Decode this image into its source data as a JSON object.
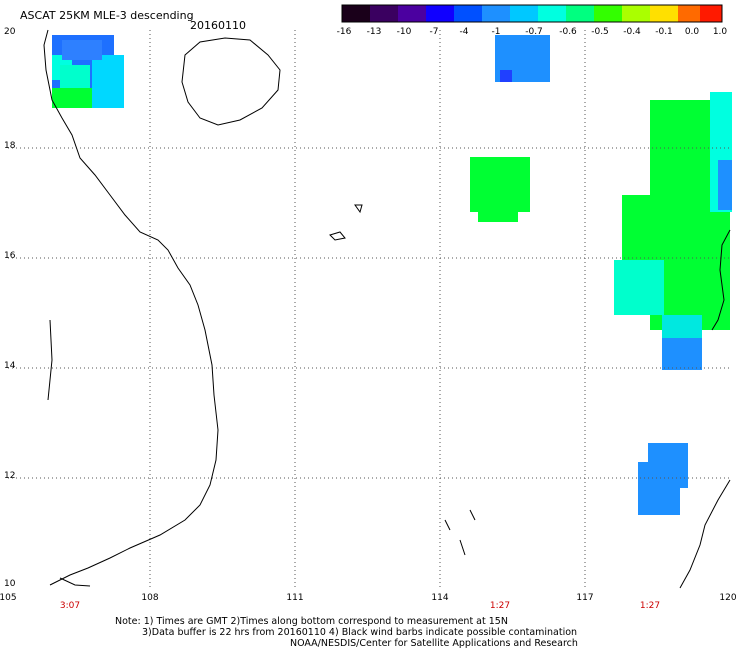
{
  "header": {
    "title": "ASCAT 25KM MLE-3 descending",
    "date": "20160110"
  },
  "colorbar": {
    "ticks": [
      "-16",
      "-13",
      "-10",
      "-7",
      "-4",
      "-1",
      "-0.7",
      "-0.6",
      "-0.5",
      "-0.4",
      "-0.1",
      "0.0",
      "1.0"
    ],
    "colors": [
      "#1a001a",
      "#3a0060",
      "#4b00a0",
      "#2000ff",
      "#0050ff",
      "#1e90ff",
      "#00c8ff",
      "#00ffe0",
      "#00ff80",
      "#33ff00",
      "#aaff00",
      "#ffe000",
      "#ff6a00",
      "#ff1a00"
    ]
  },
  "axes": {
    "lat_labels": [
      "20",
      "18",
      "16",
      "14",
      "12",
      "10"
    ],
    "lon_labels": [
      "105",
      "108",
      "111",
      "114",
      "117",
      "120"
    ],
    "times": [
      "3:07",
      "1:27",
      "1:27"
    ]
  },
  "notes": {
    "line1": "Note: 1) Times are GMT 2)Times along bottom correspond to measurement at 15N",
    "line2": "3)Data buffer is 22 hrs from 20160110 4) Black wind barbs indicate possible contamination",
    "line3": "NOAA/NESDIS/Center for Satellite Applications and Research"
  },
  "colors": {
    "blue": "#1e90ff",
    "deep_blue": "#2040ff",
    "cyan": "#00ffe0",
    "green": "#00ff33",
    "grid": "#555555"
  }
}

## Work instructions:
Pictures in the records above are left out; print everything else exactly as written.

## Result of this task:
Decode this image into its source data as a JSON object.
{
  "header": {
    "title": "ASCAT 25KM MLE-3 descending",
    "date": "20160110"
  },
  "colorbar": {
    "ticks": [
      "-16",
      "-13",
      "-10",
      "-7",
      "-4",
      "-1",
      "-0.7",
      "-0.6",
      "-0.5",
      "-0.4",
      "-0.1",
      "0.0",
      "1.0"
    ],
    "colors": [
      "#1a001a",
      "#3a0060",
      "#4b00a0",
      "#2000ff",
      "#0050ff",
      "#1e90ff",
      "#00c8ff",
      "#00ffe0",
      "#00ff80",
      "#33ff00",
      "#aaff00",
      "#ffe000",
      "#ff6a00",
      "#ff1a00"
    ]
  },
  "axes": {
    "lat_labels": [
      "20",
      "18",
      "16",
      "14",
      "12",
      "10"
    ],
    "lon_labels": [
      "105",
      "108",
      "111",
      "114",
      "117",
      "120"
    ],
    "times": [
      "3:07",
      "1:27",
      "1:27"
    ]
  },
  "notes": {
    "line1": "Note: 1) Times are GMT 2)Times along bottom correspond to measurement at 15N",
    "line2": "3)Data buffer is 22 hrs from 20160110 4) Black wind barbs indicate possible contamination",
    "line3": "NOAA/NESDIS/Center for Satellite Applications and Research"
  },
  "colors": {
    "blue": "#1e90ff",
    "deep_blue": "#2040ff",
    "cyan": "#00ffe0",
    "green": "#00ff33",
    "grid": "#555555"
  }
}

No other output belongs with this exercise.